[Work to complete] Locate the lines of the listing below that hold "nicht", then copy each of them.

[Given information]
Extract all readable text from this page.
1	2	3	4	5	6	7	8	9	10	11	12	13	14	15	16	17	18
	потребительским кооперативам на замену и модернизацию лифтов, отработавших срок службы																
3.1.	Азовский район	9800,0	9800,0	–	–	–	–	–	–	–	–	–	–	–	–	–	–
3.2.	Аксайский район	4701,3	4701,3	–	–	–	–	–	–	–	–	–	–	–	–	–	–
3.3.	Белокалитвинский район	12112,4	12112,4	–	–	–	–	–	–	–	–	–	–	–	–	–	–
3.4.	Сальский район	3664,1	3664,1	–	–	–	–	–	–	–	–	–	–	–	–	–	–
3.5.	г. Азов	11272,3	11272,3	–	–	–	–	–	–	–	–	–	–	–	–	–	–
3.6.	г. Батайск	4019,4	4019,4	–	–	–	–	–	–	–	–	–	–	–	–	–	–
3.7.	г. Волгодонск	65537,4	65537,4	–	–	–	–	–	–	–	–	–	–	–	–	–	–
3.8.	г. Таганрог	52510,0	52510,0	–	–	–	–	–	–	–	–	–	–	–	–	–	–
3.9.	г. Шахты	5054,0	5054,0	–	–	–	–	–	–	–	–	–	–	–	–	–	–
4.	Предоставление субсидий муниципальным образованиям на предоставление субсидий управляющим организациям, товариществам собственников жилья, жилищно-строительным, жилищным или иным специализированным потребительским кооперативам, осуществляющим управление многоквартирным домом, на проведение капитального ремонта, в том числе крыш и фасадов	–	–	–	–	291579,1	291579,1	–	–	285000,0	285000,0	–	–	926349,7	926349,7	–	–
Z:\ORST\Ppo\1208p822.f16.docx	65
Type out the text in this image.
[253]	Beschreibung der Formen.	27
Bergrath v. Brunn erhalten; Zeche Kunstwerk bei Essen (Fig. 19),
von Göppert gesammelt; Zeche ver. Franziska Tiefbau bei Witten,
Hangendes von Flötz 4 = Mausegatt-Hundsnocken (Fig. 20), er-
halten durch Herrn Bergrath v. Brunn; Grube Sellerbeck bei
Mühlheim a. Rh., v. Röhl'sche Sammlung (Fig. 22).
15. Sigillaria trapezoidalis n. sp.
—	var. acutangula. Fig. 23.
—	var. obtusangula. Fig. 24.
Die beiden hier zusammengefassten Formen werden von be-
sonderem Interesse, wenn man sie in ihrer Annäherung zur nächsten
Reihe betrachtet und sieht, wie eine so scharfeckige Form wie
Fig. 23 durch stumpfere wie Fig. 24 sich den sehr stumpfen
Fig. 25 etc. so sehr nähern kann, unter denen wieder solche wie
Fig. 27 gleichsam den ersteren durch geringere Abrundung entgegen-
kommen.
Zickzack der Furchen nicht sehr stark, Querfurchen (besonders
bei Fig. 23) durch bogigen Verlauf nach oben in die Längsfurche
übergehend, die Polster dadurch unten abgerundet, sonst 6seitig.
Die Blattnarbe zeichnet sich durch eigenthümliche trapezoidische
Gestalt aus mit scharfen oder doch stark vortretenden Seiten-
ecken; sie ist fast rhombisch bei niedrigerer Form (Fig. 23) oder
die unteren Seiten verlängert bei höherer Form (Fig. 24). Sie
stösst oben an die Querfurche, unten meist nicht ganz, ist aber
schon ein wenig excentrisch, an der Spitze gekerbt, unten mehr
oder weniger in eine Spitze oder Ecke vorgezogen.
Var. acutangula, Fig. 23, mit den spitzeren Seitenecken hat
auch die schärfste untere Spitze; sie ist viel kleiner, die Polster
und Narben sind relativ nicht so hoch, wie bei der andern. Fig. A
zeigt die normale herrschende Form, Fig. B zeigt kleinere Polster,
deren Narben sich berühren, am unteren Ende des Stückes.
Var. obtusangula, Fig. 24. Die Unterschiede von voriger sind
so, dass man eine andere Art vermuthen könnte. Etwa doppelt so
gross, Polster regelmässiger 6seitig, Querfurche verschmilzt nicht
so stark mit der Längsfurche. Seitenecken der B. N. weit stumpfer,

[Result of the task]
Zickzack der Furchen nicht sehr stark, Querfurchen (besonders
stösst oben an die Querfurche, unten meist nicht ganz, ist aber
und Narben sind relativ nicht so hoch, wie bei der andern. Fig. A
gross, Polster regelmässiger 6seitig, Querfurche verschmilzt nicht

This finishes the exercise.